* BEGIN Task input *
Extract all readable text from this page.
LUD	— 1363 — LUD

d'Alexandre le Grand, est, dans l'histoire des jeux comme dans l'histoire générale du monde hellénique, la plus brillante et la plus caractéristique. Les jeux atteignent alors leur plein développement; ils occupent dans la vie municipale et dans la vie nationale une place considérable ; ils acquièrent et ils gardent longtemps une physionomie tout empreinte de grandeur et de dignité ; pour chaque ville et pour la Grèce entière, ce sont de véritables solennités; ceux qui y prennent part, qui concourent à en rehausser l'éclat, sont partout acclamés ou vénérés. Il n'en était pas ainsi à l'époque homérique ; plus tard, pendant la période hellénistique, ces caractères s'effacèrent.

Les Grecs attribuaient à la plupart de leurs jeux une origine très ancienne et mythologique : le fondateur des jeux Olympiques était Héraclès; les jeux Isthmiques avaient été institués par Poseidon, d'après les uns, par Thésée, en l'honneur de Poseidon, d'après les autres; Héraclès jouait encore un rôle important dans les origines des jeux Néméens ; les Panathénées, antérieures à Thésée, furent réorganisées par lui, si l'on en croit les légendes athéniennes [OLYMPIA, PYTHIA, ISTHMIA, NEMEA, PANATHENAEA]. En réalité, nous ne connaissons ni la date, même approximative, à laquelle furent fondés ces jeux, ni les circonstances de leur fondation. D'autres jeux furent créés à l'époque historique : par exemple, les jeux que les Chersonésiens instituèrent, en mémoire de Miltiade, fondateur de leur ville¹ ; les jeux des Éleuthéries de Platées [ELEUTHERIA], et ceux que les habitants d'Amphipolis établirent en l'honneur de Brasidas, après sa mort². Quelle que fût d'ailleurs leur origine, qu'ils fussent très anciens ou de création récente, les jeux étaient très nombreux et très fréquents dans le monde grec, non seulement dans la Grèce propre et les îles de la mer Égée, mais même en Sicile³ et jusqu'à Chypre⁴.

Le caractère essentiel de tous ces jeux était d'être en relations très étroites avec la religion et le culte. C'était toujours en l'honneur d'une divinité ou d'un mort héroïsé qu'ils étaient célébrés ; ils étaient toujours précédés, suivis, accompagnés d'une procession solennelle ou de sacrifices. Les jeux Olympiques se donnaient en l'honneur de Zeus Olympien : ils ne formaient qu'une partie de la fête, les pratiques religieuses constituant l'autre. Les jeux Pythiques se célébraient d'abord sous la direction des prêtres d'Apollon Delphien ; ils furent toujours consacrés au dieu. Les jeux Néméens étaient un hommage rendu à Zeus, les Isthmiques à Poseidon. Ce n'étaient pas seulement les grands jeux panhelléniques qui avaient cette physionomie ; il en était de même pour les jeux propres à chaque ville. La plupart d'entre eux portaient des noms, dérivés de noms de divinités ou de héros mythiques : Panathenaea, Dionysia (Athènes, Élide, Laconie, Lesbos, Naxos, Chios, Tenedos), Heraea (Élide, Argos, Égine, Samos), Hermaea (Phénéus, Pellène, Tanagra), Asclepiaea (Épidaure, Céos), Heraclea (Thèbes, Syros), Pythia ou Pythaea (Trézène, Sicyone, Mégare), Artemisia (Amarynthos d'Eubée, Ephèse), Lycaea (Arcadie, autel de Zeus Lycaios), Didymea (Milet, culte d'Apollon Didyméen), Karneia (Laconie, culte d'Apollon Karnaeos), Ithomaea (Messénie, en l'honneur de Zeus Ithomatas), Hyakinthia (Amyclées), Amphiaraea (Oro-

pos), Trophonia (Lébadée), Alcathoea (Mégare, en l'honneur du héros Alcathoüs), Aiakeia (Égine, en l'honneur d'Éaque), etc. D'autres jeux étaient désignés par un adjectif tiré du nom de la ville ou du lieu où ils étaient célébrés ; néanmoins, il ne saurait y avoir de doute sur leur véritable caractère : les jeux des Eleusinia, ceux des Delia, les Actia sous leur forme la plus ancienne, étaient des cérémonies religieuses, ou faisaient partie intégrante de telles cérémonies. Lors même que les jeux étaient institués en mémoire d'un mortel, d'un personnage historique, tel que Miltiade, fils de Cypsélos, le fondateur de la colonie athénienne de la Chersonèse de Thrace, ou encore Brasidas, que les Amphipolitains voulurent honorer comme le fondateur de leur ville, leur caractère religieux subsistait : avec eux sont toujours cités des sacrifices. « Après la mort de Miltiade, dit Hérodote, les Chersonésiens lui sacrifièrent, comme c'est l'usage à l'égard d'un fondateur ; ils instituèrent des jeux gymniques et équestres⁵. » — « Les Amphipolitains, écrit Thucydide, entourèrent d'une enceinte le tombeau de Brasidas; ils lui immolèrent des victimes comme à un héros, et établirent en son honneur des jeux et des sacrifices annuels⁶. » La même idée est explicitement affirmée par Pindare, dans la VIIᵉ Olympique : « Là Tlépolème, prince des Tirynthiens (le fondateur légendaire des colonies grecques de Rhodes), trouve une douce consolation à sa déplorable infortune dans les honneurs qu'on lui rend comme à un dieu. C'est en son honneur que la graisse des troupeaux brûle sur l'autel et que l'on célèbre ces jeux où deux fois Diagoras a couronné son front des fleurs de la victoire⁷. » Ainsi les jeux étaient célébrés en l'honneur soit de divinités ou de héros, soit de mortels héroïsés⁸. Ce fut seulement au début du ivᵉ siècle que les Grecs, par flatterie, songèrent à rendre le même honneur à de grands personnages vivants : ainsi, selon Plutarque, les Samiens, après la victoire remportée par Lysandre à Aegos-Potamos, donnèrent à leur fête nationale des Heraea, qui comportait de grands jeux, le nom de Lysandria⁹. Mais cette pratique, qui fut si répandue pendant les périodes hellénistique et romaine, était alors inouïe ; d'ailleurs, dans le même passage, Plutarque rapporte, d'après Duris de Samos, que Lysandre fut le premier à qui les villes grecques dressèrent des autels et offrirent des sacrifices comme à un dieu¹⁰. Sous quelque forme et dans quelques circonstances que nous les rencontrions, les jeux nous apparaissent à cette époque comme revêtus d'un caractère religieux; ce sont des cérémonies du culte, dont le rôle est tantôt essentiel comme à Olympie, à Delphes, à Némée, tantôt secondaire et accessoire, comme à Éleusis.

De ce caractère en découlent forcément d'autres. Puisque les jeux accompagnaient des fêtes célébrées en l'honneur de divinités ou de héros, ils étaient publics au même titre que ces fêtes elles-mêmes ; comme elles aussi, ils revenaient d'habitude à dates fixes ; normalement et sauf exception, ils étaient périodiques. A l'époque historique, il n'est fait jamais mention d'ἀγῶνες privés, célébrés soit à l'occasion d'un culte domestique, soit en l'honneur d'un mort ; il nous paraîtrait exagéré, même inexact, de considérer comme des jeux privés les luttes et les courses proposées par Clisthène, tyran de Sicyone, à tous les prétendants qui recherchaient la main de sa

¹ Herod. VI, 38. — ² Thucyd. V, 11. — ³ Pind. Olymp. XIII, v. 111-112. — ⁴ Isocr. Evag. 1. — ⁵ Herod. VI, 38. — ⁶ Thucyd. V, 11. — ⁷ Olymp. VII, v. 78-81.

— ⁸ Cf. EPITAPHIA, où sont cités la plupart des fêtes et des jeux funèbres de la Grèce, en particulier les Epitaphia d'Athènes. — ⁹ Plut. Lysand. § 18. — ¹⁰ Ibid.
* END Task input *
> _What this task involves_: Repeat the records above exactly.

> _Exercise output_:
Extract all readable text from this page.
LUD	— 1363 — LUD

d'Alexandre le Grand, est, dans l'histoire des jeux comme dans l'histoire générale du monde hellénique, la plus brillante et la plus caractéristique. Les jeux atteignent alors leur plein développement; ils occupent dans la vie municipale et dans la vie nationale une place considérable ; ils acquièrent et ils gardent longtemps une physionomie tout empreinte de grandeur et de dignité ; pour chaque ville et pour la Grèce entière, ce sont de véritables solennités; ceux qui y prennent part, qui concourent à en rehausser l'éclat, sont partout acclamés ou vénérés. Il n'en était pas ainsi à l'époque homérique ; plus tard, pendant la période hellénistique, ces caractères s'effacèrent.

Les Grecs attribuaient à la plupart de leurs jeux une origine très ancienne et mythologique : le fondateur des jeux Olympiques était Héraclès; les jeux Isthmiques avaient été institués par Poseidon, d'après les uns, par Thésée, en l'honneur de Poseidon, d'après les autres; Héraclès jouait encore un rôle important dans les origines des jeux Néméens ; les Panathénées, antérieures à Thésée, furent réorganisées par lui, si l'on en croit les légendes athéniennes [OLYMPIA, PYTHIA, ISTHMIA, NEMEA, PANATHENAEA]. En réalité, nous ne connaissons ni la date, même approximative, à laquelle furent fondés ces jeux, ni les circonstances de leur fondation. D'autres jeux furent créés à l'époque historique : par exemple, les jeux que les Chersonésiens instituèrent, en mémoire de Miltiade, fondateur de leur ville¹ ; les jeux des Éleuthéries de Platées [ELEUTHERIA], et ceux que les habitants d'Amphipolis établirent en l'honneur de Brasidas, après sa mort². Quelle que fût d'ailleurs leur origine, qu'ils fussent très anciens ou de création récente, les jeux étaient très nombreux et très fréquents dans le monde grec, non seulement dans la Grèce propre et les îles de la mer Égée, mais même en Sicile³ et jusqu'à Chypre⁴.

Le caractère essentiel de tous ces jeux était d'être en relations très étroites avec la religion et le culte. C'était toujours en l'honneur d'une divinité ou d'un mort héroïsé qu'ils étaient célébrés ; ils étaient toujours précédés, suivis, accompagnés d'une procession solennelle ou de sacrifices. Les jeux Olympiques se donnaient en l'honneur de Zeus Olympien : ils ne formaient qu'une partie de la fête, les pratiques religieuses constituant l'autre. Les jeux Pythiques se célébraient d'abord sous la direction des prêtres d'Apollon Delphien ; ils furent toujours consacrés au dieu. Les jeux Néméens étaient un hommage rendu à Zeus, les Isthmiques à Poseidon. Ce n'étaient pas seulement les grands jeux panhelléniques qui avaient cette physionomie ; il en était de même pour les jeux propres à chaque ville. La plupart d'entre eux portaient des noms, dérivés de noms de divinités ou de héros mythiques : Panathenaea, Dionysia (Athènes, Élide, Laconie, Lesbos, Naxos, Chios, Tenedos), Heraea (Élide, Argos, Égine, Samos), Hermaea (Phénéus, Pellène, Tanagra), Asclepiaea (Épidaure, Céos), Heraclea (Thèbes, Syros), Pythia ou Pythaea (Trézène, Sicyone, Mégare), Artemisia (Amarynthos d'Eubée, Ephèse), Lycaea (Arcadie, autel de Zeus Lycaios), Didymea (Milet, culte d'Apollon Didyméen), Karneia (Laconie, culte d'Apollon Karnaeos), Ithomaea (Messénie, en l'honneur de Zeus Ithomatas), Hyakinthia (Amyclées), Amphiaraea (Oro-

pos), Trophonia (Lébadée), Alcathoea (Mégare, en l'honneur du héros Alcathoüs), Aiakeia (Égine, en l'honneur d'Éaque), etc. D'autres jeux étaient désignés par un adjectif tiré du nom de la ville ou du lieu où ils étaient célébrés ; néanmoins, il ne saurait y avoir de doute sur leur véritable caractère : les jeux des Eleusinia, ceux des Delia, les Actia sous leur forme la plus ancienne, étaient des cérémonies religieuses, ou faisaient partie intégrante de telles cérémonies. Lors même que les jeux étaient institués en mémoire d'un mortel, d'un personnage historique, tel que Miltiade, fils de Cypsélos, le fondateur de la colonie athénienne de la Chersonèse de Thrace, ou encore Brasidas, que les Amphipolitains voulurent honorer comme le fondateur de leur ville, leur caractère religieux subsistait : avec eux sont toujours cités des sacrifices. « Après la mort de Miltiade, dit Hérodote, les Chersonésiens lui sacrifièrent, comme c'est l'usage à l'égard d'un fondateur ; ils instituèrent des jeux gymniques et équestres⁵. » — « Les Amphipolitains, écrit Thucydide, entourèrent d'une enceinte le tombeau de Brasidas; ils lui immolèrent des victimes comme à un héros, et établirent en son honneur des jeux et des sacrifices annuels⁶. » La même idée est explicitement affirmée par Pindare, dans la VIIᵉ Olympique : « Là Tlépolème, prince des Tirynthiens (le fondateur légendaire des colonies grecques de Rhodes), trouve une douce consolation à sa déplorable infortune dans les honneurs qu'on lui rend comme à un dieu. C'est en son honneur que la graisse des troupeaux brûle sur l'autel et que l'on célèbre ces jeux où deux fois Diagoras a couronné son front des fleurs de la victoire⁷. » Ainsi les jeux étaient célébrés en l'honneur soit de divinités ou de héros, soit de mortels héroïsés⁸. Ce fut seulement au début du ivᵉ siècle que les Grecs, par flatterie, songèrent à rendre le même honneur à de grands personnages vivants : ainsi, selon Plutarque, les Samiens, après la victoire remportée par Lysandre à Aegos-Potamos, donnèrent à leur fête nationale des Heraea, qui comportait de grands jeux, le nom de Lysandria⁹. Mais cette pratique, qui fut si répandue pendant les périodes hellénistique et romaine, était alors inouïe ; d'ailleurs, dans le même passage, Plutarque rapporte, d'après Duris de Samos, que Lysandre fut le premier à qui les villes grecques dressèrent des autels et offrirent des sacrifices comme à un dieu¹⁰. Sous quelque forme et dans quelques circonstances que nous les rencontrions, les jeux nous apparaissent à cette époque comme revêtus d'un caractère religieux; ce sont des cérémonies du culte, dont le rôle est tantôt essentiel comme à Olympie, à Delphes, à Némée, tantôt secondaire et accessoire, comme à Éleusis.

De ce caractère en découlent forcément d'autres. Puisque les jeux accompagnaient des fêtes célébrées en l'honneur de divinités ou de héros, ils étaient publics au même titre que ces fêtes elles-mêmes ; comme elles aussi, ils revenaient d'habitude à dates fixes ; normalement et sauf exception, ils étaient périodiques. A l'époque historique, il n'est fait jamais mention d'ἀγῶνες privés, célébrés soit à l'occasion d'un culte domestique, soit en l'honneur d'un mort ; il nous paraîtrait exagéré, même inexact, de considérer comme des jeux privés les luttes et les courses proposées par Clisthène, tyran de Sicyone, à tous les prétendants qui recherchaient la main de sa

¹ Herod. VI, 38. — ² Thucyd. V, 11. — ³ Pind. Olymp. XIII, v. 111-112. — ⁴ Isocr. Evag. 1. — ⁵ Herod. VI, 38. — ⁶ Thucyd. V, 11. — ⁷ Olymp. VII, v. 78-81.

— ⁸ Cf. EPITAPHIA, où sont cités la plupart des fêtes et des jeux funèbres de la Grèce, en particulier les Epitaphia d'Athènes. — ⁹ Plut. Lysand. § 18. — ¹⁰ Ibid.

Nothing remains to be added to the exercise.